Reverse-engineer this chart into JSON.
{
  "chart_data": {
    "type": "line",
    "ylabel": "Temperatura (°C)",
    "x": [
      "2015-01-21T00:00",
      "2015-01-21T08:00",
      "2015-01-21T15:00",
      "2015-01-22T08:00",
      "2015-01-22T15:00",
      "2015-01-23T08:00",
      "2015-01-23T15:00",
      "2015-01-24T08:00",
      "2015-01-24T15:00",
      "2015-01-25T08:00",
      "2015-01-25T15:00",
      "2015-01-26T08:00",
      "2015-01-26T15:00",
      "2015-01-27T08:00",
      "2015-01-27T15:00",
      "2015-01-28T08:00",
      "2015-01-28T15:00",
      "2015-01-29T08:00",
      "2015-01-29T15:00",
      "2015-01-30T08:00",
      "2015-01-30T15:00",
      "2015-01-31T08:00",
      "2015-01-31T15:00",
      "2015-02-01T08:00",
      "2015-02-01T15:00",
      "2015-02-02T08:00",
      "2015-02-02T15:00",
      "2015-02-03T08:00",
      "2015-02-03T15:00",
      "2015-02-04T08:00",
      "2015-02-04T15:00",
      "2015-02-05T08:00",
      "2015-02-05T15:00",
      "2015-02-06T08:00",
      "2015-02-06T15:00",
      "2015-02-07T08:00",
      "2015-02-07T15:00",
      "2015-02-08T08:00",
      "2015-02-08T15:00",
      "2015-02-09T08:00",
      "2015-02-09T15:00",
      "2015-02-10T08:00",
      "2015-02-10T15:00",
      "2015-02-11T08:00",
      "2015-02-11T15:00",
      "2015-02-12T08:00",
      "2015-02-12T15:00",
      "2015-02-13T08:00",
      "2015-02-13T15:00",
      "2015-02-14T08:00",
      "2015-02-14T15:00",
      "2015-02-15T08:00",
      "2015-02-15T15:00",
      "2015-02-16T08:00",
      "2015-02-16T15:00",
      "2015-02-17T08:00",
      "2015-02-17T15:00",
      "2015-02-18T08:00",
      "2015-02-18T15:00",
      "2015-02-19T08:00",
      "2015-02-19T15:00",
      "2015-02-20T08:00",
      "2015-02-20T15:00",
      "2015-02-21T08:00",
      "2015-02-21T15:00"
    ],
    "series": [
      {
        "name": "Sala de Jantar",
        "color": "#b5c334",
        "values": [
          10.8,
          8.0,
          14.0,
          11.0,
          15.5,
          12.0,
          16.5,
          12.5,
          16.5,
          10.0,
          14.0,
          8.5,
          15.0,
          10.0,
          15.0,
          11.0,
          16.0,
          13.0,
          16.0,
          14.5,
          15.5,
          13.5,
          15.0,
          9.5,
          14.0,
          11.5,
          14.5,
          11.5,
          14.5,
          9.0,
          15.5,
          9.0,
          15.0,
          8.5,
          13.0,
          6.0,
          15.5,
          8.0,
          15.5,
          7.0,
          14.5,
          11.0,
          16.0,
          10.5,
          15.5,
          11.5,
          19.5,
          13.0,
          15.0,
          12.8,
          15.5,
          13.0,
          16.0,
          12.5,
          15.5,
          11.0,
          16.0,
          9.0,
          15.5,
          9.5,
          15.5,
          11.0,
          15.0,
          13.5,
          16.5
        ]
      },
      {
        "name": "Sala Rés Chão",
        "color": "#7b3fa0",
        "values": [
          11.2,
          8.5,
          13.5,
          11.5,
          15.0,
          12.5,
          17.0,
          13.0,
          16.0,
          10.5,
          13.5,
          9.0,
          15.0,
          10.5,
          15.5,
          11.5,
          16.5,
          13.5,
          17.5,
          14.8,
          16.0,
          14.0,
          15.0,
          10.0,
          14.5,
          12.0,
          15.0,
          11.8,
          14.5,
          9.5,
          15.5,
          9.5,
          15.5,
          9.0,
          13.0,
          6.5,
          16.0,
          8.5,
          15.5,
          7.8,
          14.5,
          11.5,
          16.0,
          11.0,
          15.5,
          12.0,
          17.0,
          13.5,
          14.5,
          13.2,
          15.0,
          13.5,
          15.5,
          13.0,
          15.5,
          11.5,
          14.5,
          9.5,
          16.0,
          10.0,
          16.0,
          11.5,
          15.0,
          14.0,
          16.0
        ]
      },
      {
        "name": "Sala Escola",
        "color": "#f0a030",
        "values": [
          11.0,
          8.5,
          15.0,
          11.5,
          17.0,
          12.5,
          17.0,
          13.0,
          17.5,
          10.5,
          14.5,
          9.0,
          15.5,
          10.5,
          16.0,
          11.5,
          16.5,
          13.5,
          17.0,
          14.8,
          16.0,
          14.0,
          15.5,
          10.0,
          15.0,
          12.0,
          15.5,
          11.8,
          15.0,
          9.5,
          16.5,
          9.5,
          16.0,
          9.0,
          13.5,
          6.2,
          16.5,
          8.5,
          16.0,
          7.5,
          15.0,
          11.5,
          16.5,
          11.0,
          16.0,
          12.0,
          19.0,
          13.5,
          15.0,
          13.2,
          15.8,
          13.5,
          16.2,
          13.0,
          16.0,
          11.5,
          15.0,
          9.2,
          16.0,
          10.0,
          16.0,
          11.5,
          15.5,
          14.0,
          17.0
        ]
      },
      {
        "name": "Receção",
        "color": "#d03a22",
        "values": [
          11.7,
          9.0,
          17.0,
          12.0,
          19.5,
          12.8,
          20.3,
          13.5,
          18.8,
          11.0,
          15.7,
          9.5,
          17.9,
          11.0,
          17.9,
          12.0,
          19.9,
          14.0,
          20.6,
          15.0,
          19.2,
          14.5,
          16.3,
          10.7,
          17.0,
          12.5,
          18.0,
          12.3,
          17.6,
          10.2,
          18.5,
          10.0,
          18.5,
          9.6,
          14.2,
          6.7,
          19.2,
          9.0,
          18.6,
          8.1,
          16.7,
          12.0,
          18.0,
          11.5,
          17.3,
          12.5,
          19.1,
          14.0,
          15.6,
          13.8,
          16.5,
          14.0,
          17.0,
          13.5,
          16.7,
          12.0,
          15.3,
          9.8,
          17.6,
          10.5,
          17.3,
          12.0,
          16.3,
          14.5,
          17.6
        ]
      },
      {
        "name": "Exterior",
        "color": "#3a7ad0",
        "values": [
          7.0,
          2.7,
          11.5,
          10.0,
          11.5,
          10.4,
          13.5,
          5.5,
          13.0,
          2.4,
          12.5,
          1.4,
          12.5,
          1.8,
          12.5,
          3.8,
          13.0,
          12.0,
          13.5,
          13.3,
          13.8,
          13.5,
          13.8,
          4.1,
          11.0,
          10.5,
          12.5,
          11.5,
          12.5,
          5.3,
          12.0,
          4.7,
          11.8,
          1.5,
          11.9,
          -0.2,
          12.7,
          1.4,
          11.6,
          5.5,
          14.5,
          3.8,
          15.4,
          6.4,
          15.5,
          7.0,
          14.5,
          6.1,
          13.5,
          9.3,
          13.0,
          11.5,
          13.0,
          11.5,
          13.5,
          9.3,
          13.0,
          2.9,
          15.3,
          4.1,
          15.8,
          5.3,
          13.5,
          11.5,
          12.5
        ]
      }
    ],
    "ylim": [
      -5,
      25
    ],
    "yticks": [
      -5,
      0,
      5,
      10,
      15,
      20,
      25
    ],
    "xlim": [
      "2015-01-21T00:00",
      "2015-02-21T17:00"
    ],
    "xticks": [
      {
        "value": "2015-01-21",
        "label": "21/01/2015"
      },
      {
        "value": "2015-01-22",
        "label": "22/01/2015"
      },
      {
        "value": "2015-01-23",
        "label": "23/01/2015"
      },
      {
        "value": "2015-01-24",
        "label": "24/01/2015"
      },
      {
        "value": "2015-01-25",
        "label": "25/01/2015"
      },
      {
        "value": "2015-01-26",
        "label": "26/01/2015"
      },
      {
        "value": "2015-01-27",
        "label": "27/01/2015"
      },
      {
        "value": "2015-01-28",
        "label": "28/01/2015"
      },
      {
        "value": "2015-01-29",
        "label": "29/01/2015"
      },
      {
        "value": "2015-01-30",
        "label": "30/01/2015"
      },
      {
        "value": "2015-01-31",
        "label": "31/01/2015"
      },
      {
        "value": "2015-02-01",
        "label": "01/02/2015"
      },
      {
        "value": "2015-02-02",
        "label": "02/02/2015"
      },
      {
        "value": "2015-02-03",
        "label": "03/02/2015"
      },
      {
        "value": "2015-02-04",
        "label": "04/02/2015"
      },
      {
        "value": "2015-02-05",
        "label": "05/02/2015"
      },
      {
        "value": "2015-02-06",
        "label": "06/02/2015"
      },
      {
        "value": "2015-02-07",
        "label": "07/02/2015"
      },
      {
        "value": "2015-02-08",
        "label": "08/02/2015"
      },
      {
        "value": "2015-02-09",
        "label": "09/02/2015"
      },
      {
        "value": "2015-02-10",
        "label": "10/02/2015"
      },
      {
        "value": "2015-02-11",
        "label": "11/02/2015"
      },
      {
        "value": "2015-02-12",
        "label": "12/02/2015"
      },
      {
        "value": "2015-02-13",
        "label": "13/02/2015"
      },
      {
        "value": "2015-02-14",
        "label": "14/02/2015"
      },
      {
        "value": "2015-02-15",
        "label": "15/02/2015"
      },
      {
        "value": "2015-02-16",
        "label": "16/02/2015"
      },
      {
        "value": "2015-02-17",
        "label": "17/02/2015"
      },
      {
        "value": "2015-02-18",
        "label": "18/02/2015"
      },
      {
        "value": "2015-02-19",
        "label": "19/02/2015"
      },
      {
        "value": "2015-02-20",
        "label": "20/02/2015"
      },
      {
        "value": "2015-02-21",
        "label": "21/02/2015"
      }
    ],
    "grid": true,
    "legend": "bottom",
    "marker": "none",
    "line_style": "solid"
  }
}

------

## THE TASK:
From the entries, report each line that includes the word "Sala".

## OUTPUT OF THE TASK:
        "name": "Sala de Jantar",
        "name": "Sala Rés Chão",
        "name": "Sala Escola",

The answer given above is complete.